Review the material and extract every line in which the word "Layer" occurs.

___

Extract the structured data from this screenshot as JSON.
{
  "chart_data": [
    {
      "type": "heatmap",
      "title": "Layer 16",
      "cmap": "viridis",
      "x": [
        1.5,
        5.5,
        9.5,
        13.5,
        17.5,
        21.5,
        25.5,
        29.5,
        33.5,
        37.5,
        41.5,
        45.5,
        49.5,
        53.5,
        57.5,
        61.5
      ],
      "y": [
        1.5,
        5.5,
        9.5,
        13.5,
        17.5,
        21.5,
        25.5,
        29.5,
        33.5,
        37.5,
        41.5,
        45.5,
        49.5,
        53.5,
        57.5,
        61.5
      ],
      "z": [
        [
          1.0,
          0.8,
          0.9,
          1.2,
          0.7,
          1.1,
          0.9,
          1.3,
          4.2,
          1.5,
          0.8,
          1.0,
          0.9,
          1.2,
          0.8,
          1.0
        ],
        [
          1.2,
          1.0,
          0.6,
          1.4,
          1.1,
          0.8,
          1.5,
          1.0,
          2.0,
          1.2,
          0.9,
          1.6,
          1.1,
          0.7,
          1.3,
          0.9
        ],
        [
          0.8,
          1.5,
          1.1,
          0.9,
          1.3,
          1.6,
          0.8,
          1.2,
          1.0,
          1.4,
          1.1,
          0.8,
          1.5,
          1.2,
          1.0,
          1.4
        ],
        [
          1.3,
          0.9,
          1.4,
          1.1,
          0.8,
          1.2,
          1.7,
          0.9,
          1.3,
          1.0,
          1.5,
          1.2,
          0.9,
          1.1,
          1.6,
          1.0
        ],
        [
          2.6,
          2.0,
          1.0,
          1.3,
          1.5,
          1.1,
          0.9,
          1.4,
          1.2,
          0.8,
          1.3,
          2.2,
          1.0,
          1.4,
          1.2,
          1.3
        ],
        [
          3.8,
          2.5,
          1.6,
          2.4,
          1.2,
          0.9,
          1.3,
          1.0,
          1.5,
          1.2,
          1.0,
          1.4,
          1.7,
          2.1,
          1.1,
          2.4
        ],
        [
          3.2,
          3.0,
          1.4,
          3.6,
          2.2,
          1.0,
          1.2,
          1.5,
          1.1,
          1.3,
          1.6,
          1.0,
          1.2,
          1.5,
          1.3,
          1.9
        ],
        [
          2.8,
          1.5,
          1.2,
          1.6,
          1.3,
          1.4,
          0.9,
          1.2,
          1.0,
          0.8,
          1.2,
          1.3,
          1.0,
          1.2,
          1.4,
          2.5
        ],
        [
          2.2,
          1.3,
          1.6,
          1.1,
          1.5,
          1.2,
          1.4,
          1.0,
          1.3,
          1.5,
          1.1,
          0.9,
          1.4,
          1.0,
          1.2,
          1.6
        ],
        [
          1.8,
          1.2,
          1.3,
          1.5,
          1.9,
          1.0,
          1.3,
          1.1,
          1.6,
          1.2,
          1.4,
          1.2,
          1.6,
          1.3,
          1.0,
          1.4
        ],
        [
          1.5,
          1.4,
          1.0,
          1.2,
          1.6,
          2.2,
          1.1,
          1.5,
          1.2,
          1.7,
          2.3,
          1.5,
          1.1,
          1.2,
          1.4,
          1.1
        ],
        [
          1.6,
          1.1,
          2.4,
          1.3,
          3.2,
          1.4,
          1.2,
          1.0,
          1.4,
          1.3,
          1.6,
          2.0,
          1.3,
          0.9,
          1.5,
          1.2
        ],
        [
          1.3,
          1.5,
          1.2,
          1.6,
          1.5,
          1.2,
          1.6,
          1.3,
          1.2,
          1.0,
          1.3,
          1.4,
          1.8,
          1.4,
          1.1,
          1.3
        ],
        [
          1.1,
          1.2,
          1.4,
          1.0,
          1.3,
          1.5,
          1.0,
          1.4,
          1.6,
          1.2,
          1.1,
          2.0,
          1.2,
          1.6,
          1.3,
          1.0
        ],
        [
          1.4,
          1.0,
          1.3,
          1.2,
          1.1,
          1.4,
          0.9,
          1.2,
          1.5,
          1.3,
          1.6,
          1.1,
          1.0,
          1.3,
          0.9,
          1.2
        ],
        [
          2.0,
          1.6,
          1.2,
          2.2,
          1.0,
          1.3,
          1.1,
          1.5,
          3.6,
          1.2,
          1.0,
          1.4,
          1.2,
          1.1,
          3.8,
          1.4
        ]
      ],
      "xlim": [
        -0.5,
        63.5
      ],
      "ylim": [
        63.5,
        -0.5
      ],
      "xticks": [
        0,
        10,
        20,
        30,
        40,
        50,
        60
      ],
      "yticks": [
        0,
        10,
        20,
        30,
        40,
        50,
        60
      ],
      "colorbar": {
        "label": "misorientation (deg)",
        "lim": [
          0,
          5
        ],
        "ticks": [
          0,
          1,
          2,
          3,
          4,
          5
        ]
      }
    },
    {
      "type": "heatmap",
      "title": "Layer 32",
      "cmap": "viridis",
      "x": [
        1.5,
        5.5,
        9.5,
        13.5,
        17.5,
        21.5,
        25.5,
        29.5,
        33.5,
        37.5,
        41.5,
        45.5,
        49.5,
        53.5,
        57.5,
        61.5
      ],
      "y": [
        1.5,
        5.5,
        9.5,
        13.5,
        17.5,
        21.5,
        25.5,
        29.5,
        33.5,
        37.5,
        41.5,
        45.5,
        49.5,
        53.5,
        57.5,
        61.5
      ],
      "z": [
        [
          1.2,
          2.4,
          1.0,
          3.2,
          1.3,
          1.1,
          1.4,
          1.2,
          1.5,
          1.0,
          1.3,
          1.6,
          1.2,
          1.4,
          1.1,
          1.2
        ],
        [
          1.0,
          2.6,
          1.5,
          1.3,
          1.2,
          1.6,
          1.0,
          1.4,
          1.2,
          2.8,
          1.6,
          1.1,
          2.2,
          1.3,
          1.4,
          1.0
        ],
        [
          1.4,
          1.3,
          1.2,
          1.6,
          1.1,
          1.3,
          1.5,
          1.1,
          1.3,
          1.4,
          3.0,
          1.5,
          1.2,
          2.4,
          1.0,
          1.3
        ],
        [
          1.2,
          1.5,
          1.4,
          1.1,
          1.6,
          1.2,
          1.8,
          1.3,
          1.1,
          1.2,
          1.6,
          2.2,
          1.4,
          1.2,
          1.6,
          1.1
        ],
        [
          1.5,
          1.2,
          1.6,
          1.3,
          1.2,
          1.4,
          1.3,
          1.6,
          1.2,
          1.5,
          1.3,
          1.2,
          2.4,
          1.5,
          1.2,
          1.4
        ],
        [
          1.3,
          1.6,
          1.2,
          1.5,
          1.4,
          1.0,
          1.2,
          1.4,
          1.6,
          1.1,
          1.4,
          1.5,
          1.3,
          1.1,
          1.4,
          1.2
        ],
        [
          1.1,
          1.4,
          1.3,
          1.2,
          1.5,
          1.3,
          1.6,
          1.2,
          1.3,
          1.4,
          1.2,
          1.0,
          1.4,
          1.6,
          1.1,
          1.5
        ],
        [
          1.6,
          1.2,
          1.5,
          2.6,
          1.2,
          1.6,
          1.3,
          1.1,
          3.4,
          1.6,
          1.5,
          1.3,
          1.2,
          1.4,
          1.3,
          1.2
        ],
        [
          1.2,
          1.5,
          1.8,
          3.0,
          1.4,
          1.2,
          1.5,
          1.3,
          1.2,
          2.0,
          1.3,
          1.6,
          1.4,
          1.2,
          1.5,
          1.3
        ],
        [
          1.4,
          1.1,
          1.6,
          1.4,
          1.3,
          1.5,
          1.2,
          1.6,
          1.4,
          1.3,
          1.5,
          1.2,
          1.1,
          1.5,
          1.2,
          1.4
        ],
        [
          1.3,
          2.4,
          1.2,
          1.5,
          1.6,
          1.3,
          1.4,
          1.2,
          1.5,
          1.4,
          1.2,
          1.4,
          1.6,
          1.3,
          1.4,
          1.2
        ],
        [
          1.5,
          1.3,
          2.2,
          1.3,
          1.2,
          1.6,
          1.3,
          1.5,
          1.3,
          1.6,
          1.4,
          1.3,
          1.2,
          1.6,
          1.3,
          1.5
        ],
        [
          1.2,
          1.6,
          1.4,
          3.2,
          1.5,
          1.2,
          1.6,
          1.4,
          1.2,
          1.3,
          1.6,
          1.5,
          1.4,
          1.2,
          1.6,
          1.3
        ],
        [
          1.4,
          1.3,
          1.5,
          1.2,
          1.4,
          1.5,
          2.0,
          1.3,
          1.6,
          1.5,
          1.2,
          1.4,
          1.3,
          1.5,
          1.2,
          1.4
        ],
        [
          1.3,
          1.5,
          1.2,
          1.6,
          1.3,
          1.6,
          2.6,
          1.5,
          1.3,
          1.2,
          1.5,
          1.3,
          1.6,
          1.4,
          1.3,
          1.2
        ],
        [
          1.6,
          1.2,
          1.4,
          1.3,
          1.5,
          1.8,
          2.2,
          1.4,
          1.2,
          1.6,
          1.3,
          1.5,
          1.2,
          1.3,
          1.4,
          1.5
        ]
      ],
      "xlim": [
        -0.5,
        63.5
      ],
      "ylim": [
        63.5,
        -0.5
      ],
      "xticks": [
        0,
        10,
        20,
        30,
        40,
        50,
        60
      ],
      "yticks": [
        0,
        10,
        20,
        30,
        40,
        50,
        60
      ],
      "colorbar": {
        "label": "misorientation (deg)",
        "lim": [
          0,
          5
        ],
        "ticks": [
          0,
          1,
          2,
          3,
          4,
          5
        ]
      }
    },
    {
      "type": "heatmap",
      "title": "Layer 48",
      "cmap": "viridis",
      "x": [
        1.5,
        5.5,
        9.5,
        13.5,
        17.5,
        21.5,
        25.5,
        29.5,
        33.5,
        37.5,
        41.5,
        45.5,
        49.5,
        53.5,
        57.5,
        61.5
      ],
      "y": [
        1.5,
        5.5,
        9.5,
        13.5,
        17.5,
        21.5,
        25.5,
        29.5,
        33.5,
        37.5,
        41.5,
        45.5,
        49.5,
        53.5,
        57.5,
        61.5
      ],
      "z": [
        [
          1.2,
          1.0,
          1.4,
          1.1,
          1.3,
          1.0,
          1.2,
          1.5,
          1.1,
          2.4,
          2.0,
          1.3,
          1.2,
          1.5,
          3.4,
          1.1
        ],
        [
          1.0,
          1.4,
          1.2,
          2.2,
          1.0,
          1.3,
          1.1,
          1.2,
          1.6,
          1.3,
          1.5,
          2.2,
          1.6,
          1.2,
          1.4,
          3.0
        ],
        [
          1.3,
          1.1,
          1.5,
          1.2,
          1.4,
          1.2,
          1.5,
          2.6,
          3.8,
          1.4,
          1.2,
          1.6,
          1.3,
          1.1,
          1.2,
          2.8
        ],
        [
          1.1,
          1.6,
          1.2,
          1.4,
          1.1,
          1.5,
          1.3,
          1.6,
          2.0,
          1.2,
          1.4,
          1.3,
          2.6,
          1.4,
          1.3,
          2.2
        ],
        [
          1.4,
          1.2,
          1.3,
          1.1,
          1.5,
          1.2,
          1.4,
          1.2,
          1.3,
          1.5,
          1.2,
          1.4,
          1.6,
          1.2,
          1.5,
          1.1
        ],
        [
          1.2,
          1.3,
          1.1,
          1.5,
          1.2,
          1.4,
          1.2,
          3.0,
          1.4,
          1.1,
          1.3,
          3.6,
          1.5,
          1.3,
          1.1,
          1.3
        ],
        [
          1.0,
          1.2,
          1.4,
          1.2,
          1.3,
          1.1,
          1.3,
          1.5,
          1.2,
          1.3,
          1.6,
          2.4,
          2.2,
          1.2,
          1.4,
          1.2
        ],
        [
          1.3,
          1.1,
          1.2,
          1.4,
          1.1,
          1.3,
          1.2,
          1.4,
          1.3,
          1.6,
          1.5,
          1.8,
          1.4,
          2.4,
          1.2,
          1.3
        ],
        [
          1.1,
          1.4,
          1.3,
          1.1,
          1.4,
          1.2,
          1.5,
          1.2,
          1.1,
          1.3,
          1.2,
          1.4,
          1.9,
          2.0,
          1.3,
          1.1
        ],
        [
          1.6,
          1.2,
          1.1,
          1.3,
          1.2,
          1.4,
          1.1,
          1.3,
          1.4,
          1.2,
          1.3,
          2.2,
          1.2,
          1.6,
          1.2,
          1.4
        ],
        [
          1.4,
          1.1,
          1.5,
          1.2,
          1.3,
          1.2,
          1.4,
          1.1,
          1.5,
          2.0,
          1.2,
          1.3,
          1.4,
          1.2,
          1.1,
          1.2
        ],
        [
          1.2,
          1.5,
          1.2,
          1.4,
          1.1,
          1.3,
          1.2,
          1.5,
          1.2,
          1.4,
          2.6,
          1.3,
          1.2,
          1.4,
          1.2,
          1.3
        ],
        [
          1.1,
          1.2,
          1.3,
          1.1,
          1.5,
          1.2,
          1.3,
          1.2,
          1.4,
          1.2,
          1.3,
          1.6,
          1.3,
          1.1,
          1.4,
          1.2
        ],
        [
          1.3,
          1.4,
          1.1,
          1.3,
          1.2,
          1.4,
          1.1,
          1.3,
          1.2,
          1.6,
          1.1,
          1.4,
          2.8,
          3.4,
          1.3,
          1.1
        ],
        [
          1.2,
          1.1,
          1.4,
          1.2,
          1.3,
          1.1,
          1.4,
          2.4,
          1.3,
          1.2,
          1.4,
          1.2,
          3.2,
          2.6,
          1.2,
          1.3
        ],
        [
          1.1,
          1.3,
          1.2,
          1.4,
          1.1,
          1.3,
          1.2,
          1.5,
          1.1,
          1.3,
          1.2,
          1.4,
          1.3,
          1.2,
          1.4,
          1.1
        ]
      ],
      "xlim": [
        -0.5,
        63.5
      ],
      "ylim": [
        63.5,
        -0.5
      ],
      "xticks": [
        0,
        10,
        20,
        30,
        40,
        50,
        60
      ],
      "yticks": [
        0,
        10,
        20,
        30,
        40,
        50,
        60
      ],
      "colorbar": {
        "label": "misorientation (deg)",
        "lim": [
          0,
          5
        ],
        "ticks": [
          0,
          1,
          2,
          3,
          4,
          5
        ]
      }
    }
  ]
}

___

▸ **Answer to this exercise**:
      "title": "Layer 16",
      "title": "Layer 32",
      "title": "Layer 48",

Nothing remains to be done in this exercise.